#### Job
Quote the items verbatim from the first line through the line that contains "770, 1639, 780]", including that line.

#### Recorded data
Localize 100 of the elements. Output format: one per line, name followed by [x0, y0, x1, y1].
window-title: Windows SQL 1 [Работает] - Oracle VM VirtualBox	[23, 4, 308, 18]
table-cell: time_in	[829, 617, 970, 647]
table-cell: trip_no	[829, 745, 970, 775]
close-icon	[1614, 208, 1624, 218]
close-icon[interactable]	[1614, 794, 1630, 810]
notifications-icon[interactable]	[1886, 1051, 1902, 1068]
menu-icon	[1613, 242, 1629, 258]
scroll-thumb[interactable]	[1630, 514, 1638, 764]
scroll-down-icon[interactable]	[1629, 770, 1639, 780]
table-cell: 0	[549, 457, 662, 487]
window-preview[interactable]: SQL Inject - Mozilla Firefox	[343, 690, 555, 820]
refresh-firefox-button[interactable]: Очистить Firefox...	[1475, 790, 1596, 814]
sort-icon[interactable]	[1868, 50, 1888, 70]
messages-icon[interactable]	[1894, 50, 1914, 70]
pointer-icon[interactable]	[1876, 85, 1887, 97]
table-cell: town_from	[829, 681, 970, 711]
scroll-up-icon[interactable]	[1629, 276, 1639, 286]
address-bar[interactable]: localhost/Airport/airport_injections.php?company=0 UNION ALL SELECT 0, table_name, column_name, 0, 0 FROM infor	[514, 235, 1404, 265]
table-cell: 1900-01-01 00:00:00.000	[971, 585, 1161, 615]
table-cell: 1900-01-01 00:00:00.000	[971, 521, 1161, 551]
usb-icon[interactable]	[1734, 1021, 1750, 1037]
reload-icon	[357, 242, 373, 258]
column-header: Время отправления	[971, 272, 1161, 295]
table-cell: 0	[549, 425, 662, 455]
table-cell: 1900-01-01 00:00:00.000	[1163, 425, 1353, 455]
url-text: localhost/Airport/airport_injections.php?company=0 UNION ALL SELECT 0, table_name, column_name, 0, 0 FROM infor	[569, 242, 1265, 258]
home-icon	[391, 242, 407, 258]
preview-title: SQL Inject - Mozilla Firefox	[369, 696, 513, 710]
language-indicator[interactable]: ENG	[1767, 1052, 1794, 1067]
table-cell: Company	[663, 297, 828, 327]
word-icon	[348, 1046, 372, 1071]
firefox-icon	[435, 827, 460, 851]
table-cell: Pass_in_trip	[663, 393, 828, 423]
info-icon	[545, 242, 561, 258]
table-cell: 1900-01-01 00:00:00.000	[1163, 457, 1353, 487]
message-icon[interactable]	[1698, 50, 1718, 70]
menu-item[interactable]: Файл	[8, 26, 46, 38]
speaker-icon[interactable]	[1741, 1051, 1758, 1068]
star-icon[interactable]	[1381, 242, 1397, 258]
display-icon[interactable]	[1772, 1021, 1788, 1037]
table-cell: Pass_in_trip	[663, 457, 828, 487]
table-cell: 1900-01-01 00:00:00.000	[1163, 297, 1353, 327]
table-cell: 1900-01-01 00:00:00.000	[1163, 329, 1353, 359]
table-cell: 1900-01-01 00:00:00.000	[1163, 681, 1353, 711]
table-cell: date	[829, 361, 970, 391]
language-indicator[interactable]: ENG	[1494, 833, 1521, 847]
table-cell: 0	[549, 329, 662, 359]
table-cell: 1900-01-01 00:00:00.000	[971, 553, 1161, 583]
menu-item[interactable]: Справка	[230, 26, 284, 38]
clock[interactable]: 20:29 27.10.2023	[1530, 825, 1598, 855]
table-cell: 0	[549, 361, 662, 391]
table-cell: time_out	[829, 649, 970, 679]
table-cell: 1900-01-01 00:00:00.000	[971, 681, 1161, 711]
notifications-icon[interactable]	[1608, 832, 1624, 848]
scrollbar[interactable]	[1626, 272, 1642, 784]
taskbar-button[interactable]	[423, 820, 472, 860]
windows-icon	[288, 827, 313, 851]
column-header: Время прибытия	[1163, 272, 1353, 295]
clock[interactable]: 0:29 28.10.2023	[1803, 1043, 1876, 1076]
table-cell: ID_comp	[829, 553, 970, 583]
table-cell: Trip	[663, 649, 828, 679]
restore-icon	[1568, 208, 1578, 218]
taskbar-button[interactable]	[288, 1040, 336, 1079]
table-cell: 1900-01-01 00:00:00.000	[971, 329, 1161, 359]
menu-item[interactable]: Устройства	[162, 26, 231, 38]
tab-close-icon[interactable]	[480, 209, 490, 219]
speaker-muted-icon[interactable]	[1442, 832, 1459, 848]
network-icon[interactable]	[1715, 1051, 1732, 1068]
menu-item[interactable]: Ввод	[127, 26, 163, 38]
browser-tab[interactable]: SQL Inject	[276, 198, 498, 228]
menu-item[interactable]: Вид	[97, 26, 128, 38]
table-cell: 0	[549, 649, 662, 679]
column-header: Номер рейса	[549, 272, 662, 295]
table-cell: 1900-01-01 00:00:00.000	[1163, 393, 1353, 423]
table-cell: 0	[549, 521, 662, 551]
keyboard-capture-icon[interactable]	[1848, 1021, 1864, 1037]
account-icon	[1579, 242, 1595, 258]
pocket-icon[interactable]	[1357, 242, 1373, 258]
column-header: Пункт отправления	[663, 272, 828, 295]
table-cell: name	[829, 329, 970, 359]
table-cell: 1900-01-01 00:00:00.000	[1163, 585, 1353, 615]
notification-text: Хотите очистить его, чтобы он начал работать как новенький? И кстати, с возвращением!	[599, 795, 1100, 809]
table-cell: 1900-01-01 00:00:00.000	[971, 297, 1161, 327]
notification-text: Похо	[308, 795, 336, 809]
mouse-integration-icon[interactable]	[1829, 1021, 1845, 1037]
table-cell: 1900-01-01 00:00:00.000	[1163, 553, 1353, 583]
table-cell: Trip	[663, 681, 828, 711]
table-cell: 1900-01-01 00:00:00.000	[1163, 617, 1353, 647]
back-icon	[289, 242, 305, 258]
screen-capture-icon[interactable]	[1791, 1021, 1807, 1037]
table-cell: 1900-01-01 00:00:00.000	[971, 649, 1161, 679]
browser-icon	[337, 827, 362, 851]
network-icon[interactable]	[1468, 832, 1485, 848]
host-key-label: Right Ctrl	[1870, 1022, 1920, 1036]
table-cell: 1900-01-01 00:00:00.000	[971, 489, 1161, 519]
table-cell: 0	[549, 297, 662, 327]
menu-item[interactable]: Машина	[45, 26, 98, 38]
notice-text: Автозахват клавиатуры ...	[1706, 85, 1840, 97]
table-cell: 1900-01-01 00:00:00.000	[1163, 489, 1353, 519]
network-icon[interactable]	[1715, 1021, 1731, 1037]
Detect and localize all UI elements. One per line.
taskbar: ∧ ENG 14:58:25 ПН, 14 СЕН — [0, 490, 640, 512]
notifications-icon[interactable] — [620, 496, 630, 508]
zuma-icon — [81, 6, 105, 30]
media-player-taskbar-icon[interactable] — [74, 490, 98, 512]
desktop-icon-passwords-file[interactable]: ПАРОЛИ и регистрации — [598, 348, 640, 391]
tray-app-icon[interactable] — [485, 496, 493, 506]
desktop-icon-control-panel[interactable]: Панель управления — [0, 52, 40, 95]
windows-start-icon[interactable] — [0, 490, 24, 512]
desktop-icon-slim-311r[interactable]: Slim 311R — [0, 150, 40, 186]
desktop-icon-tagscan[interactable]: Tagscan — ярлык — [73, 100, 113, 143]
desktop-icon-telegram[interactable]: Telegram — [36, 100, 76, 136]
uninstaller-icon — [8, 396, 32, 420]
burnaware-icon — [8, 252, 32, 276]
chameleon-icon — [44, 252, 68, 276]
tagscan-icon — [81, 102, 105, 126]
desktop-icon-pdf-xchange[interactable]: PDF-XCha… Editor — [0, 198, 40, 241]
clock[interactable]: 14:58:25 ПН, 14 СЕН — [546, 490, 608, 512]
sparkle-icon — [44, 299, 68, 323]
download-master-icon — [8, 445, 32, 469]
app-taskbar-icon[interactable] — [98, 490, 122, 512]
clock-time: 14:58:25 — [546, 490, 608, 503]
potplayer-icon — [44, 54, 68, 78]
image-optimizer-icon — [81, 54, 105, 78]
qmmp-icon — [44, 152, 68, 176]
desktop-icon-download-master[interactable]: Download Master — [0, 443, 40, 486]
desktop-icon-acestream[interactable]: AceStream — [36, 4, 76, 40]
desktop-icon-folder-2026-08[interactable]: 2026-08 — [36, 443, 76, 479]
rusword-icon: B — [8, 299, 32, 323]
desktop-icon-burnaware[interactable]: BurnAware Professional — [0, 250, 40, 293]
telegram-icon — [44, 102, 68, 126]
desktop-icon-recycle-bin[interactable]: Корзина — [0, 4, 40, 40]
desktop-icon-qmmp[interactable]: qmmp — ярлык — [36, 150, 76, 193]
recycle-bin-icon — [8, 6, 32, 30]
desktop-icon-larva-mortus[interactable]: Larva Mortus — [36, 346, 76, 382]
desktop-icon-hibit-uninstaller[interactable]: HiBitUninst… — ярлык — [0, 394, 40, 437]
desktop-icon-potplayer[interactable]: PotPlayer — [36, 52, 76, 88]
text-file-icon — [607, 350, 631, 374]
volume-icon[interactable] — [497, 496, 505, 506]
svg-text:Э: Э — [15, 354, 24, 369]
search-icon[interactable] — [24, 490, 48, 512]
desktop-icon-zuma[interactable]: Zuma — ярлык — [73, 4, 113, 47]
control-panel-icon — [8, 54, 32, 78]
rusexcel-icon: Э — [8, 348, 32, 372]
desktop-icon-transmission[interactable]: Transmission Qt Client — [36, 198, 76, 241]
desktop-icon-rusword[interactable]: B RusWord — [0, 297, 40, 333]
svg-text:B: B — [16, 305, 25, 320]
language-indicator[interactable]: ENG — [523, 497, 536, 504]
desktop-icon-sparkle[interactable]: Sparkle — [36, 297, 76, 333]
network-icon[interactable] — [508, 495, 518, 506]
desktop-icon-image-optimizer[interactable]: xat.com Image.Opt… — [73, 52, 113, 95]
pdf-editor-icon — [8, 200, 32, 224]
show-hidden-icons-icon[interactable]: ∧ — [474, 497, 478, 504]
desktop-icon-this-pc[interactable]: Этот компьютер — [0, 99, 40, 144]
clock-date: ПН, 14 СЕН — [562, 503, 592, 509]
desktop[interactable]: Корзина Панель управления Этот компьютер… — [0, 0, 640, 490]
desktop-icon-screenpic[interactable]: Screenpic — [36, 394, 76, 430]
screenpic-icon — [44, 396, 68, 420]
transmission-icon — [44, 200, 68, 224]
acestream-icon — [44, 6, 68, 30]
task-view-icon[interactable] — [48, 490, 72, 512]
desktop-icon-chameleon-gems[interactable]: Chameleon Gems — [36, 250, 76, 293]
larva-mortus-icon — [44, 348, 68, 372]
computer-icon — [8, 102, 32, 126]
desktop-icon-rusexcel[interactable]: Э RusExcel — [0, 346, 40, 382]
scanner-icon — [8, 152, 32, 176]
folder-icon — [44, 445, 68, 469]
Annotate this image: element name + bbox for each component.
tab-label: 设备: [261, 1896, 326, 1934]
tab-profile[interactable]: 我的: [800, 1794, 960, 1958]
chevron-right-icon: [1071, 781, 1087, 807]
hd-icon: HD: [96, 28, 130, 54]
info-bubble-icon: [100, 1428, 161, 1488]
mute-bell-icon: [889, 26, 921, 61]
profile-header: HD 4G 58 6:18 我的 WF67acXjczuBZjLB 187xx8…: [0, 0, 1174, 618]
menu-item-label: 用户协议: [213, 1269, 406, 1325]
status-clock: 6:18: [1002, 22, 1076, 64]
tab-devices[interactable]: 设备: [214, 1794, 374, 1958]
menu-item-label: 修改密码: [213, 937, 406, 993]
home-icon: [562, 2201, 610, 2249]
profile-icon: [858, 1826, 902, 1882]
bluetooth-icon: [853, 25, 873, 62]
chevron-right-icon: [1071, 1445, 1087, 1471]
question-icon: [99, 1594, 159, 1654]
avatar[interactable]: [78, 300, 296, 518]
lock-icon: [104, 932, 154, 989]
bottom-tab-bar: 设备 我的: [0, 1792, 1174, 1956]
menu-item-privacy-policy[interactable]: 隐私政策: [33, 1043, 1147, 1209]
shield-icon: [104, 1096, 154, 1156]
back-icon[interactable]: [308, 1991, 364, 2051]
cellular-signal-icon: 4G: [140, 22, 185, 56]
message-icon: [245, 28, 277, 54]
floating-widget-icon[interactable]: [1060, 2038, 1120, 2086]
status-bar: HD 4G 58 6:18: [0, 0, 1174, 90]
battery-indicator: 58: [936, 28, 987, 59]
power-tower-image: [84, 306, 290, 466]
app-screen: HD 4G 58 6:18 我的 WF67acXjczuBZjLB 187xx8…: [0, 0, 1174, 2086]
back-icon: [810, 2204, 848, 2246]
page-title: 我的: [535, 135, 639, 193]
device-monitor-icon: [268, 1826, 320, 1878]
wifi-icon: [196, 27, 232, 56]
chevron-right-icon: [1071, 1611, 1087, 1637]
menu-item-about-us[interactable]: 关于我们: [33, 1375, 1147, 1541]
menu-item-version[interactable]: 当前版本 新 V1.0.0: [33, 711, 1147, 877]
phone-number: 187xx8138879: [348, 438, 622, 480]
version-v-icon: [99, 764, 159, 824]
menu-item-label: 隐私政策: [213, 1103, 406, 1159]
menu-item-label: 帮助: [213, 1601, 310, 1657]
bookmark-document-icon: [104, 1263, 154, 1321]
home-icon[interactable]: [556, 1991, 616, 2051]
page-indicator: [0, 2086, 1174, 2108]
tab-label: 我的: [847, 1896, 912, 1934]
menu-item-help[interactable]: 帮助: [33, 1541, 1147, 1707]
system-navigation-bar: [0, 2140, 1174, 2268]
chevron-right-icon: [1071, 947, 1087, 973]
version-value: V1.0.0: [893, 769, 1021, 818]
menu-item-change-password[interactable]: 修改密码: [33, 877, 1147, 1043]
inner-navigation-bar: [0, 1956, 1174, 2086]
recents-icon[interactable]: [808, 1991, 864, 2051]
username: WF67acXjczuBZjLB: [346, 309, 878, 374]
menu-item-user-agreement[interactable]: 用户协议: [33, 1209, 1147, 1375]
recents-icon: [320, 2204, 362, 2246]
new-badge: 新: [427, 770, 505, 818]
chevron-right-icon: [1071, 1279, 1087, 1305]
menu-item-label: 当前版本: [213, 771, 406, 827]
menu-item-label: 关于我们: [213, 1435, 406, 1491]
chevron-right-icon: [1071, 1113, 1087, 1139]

#### In response
Localize 100 of the elements. Output format: one per line, name followed by [x0, y0, x1, y1].
window-title: Windows SQL 1 [Работает] - Oracle VM VirtualBox	[23, 4, 308, 18]
table-cell: time_in	[829, 617, 970, 647]
table-cell: trip_no	[829, 745, 970, 775]
close-icon	[1614, 208, 1624, 218]
close-icon[interactable]	[1614, 794, 1630, 810]
notifications-icon[interactable]	[1886, 1051, 1902, 1068]
menu-icon	[1613, 242, 1629, 258]
scroll-thumb[interactable]	[1630, 514, 1638, 764]
scroll-down-icon[interactable]	[1629, 770, 1639, 780]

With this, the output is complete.